** PROBLEM DETAILS **
Of the lines in the records that follow, how many include the word "name"? Answer with a bare number.

** MATERIAL FOR THIS TASK **
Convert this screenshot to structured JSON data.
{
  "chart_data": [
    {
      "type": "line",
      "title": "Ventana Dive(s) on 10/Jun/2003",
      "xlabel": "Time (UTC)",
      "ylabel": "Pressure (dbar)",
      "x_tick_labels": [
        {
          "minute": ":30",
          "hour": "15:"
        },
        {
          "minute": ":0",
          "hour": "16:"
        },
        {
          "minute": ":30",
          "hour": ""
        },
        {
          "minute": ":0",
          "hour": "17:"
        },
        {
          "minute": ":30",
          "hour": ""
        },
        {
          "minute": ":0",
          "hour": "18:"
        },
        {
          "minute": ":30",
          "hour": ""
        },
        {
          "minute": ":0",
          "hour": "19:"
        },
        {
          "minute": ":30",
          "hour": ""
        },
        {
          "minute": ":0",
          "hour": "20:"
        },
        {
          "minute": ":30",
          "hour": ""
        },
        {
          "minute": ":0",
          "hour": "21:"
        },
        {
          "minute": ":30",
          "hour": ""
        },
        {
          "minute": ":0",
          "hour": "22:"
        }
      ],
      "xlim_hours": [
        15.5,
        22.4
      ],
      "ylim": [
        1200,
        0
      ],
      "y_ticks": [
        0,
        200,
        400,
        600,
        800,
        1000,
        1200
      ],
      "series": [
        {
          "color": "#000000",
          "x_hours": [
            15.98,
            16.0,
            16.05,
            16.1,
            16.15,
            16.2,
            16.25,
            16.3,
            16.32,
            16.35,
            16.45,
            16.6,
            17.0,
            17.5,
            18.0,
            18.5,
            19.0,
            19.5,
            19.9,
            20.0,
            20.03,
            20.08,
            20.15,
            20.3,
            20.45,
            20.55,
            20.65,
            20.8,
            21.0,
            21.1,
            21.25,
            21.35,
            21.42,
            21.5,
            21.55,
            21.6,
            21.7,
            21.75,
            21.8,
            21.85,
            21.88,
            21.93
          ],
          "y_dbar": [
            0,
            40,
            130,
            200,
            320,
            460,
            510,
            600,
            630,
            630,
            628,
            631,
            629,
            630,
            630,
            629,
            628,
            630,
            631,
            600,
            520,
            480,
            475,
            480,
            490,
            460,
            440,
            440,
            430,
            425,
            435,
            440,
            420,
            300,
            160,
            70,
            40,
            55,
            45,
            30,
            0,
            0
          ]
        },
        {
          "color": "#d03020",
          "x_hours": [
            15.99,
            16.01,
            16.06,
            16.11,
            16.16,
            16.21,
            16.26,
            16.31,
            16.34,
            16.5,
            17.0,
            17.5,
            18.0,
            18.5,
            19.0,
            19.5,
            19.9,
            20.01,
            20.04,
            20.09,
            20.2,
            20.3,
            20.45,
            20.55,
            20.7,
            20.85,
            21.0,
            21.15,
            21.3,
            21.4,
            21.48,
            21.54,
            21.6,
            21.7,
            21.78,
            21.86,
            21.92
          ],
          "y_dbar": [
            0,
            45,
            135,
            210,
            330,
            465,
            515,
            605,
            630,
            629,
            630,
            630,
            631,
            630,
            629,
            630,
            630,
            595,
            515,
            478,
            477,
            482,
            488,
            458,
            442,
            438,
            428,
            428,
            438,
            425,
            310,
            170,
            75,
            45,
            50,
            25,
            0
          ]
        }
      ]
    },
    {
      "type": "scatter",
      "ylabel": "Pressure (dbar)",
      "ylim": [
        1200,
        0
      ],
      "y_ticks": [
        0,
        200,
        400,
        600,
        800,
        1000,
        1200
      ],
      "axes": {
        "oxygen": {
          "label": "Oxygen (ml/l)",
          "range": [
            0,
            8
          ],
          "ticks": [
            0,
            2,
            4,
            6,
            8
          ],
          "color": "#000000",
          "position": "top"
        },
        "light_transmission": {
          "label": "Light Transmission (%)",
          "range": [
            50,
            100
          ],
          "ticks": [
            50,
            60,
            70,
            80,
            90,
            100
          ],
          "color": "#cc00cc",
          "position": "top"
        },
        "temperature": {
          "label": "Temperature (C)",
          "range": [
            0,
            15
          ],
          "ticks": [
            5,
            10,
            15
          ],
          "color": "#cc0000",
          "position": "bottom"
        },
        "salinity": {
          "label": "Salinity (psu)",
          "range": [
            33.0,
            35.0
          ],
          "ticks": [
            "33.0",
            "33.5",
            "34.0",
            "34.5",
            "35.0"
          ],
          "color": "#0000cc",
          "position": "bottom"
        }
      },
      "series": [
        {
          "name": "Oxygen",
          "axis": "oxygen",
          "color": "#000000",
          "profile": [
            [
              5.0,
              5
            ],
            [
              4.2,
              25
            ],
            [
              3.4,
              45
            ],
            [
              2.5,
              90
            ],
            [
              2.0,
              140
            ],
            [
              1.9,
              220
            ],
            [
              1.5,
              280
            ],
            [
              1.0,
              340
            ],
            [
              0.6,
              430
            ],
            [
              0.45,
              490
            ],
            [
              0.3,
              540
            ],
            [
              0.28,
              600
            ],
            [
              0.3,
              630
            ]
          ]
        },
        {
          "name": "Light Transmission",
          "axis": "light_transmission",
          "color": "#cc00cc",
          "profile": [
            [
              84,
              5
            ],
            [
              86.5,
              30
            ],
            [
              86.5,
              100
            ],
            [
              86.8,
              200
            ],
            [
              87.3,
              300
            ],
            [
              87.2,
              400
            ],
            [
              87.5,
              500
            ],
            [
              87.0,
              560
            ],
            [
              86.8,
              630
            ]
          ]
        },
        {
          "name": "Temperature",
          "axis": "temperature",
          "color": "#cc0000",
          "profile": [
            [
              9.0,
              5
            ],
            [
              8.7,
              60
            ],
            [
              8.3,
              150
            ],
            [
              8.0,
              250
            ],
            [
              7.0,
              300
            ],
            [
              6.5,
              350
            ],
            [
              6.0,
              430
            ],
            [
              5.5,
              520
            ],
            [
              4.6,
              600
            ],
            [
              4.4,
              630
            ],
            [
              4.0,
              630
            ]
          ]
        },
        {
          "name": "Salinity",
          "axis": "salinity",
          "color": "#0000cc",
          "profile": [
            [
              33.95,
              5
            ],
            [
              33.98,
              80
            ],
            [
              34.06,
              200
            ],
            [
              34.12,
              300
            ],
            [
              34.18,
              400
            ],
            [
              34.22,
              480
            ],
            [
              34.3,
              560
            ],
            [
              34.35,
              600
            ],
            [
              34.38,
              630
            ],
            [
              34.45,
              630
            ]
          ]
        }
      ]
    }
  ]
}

** SOLUTION BELOW **
4